━━ Exercise material

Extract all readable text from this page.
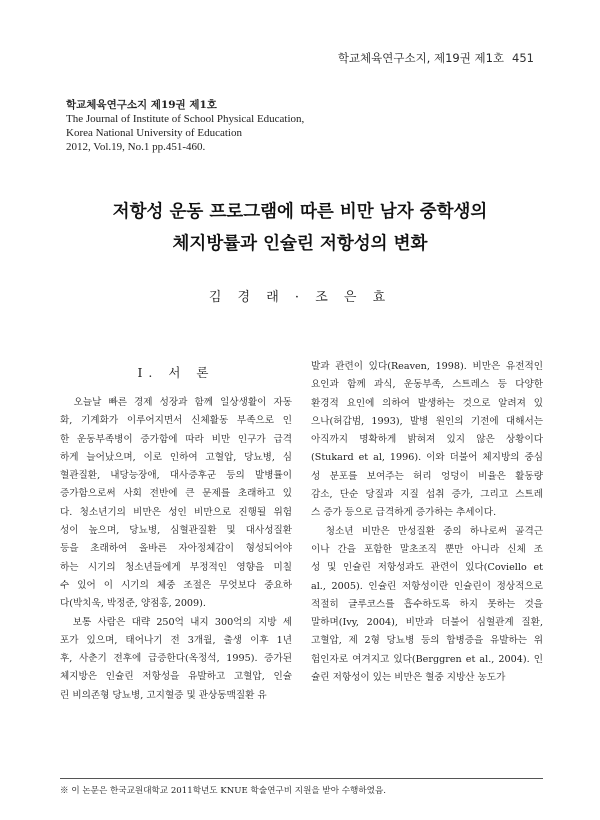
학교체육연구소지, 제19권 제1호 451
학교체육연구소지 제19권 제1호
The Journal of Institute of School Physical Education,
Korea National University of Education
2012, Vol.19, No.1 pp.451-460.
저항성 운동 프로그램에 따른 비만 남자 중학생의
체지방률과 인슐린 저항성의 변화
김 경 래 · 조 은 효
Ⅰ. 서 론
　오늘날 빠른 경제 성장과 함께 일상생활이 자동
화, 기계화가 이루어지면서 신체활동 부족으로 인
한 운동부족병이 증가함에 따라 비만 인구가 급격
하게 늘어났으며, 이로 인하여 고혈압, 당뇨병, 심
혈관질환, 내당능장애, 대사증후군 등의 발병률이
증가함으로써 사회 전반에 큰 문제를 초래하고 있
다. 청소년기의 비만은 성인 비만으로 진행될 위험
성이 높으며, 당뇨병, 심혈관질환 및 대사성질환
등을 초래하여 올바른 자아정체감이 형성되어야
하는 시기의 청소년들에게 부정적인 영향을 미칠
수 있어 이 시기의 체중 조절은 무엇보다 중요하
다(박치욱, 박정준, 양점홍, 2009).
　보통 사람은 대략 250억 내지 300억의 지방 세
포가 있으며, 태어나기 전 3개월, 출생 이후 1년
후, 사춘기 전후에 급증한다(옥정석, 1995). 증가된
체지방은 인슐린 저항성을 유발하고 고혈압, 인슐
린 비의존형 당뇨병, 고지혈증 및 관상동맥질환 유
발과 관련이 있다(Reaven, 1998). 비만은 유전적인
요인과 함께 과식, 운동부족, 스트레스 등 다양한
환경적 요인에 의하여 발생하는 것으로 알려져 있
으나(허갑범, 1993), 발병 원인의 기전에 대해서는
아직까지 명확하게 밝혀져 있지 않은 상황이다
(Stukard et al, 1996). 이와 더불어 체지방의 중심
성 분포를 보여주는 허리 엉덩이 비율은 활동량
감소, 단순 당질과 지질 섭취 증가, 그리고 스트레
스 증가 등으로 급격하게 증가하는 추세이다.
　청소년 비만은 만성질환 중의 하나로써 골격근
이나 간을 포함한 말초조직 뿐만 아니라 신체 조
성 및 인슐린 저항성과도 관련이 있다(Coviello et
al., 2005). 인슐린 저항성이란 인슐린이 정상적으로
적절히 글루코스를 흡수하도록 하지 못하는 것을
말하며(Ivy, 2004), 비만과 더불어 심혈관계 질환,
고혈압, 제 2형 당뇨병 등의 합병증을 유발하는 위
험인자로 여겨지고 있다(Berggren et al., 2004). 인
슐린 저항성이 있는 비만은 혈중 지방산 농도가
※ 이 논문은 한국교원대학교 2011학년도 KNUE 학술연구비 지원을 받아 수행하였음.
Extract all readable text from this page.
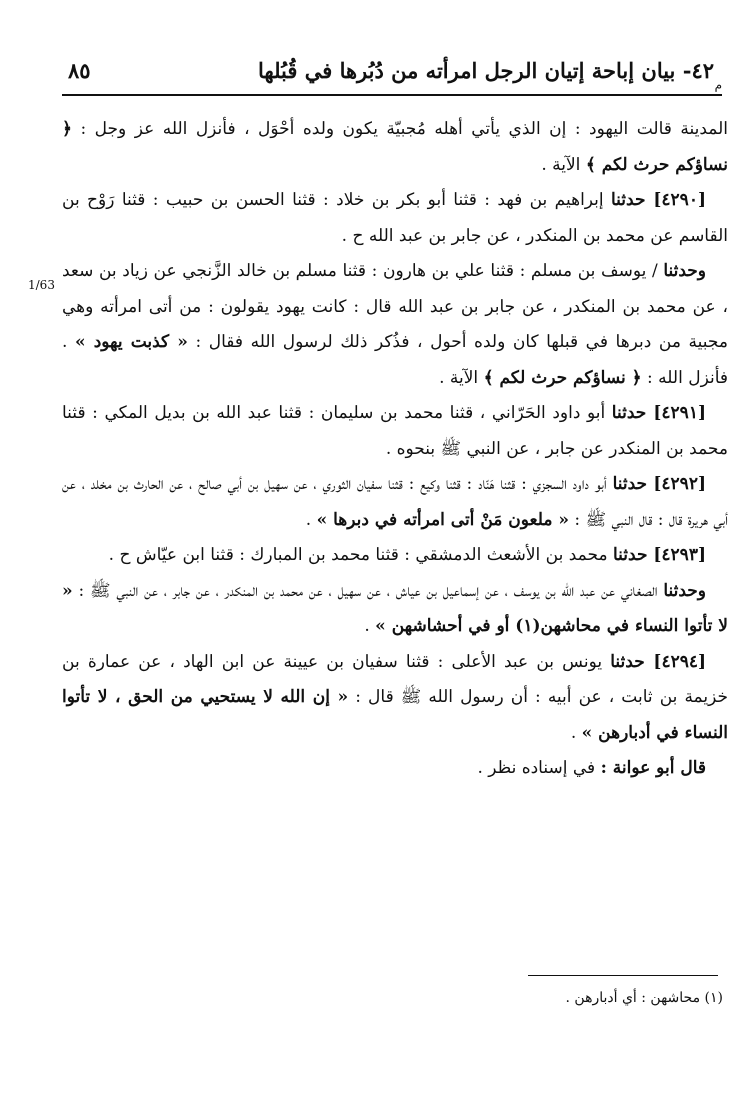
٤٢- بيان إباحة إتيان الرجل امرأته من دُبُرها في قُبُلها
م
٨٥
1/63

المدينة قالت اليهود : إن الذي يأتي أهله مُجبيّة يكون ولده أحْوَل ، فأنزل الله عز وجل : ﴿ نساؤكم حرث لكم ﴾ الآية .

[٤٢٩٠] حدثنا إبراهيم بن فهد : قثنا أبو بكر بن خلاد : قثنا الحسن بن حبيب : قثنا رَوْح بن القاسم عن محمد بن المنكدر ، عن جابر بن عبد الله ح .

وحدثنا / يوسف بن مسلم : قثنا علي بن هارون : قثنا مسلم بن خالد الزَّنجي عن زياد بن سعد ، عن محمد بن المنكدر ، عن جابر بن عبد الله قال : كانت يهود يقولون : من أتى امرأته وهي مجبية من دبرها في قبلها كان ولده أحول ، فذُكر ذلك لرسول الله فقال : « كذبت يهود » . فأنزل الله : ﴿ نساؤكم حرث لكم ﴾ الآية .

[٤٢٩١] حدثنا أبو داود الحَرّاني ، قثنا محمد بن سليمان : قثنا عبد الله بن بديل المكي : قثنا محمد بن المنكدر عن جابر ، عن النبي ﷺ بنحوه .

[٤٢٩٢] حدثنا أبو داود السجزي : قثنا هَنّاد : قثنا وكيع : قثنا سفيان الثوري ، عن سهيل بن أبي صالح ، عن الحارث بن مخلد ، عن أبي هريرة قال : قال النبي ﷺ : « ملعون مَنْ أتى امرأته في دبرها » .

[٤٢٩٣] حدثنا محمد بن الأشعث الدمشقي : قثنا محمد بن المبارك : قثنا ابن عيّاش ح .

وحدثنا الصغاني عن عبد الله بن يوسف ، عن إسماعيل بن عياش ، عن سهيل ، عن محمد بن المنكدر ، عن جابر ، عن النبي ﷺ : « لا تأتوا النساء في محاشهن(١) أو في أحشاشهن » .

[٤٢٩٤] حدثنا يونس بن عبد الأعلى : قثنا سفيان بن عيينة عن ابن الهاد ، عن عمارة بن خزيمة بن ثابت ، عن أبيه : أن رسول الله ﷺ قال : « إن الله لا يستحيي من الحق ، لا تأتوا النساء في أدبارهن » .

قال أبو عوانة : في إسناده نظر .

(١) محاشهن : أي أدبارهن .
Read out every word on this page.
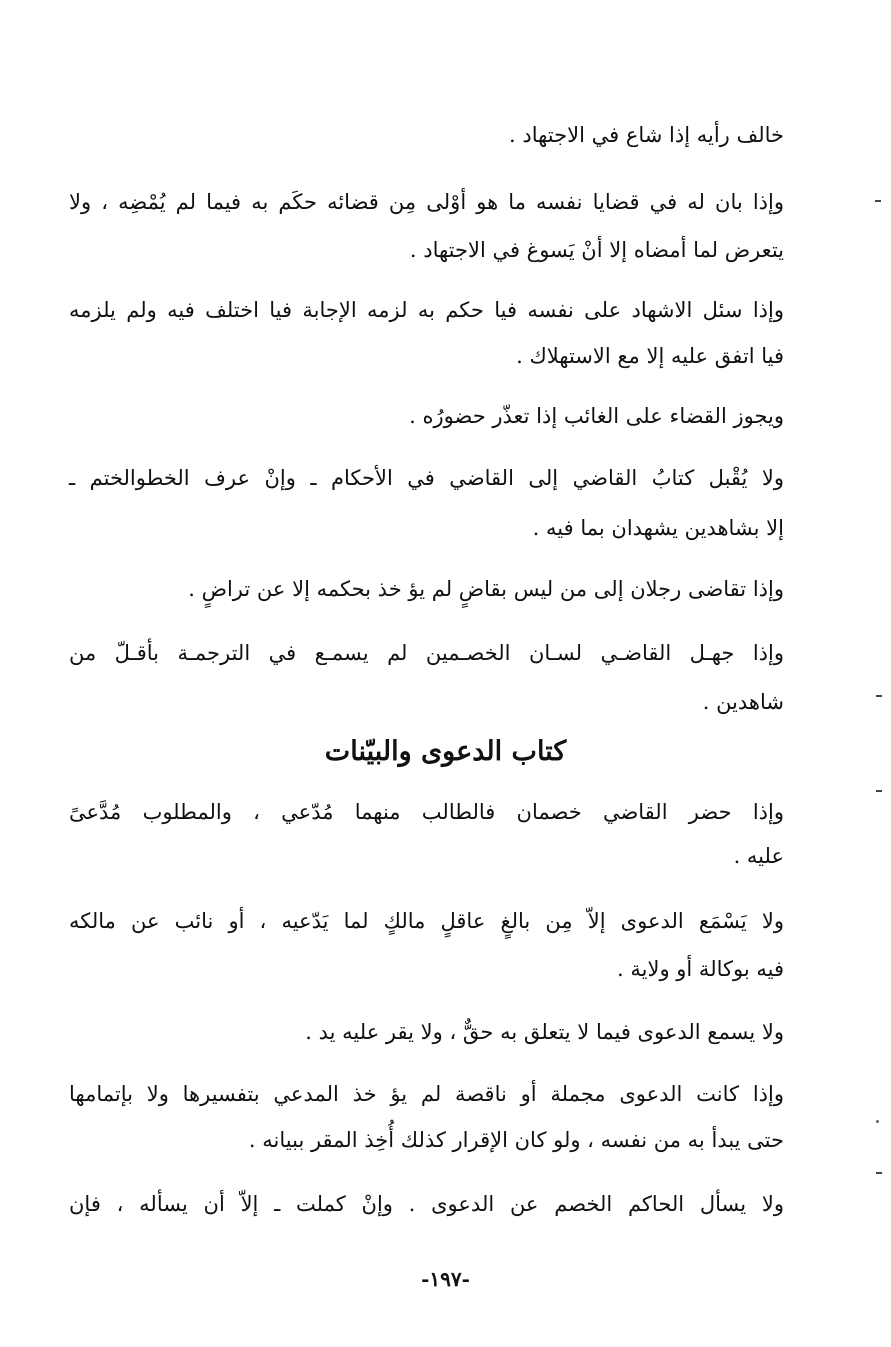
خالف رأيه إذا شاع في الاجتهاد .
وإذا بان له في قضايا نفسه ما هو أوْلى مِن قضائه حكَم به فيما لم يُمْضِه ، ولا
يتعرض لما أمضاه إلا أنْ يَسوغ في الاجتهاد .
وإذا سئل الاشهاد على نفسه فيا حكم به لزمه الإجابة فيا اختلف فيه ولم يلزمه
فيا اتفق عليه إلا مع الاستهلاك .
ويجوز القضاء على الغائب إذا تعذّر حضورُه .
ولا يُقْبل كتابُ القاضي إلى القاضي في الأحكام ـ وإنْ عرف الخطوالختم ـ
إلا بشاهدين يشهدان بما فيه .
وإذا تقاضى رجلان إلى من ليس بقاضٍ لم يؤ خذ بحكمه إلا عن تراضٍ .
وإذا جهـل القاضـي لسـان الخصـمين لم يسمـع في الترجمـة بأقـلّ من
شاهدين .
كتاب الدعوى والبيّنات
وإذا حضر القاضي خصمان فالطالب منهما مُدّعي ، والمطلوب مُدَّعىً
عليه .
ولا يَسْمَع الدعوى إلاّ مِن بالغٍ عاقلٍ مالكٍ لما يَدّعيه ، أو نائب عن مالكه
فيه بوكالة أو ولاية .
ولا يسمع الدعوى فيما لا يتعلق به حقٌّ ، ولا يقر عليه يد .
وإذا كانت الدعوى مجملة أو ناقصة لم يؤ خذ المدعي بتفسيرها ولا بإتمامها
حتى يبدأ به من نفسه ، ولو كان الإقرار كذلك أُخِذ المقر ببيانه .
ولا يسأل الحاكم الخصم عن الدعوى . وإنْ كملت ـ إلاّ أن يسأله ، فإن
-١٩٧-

━━━━

• Goal of the exercise: Examine the entries and report how many of their lines contain the string "الآية", giving no more than the number.

• Written answer: 2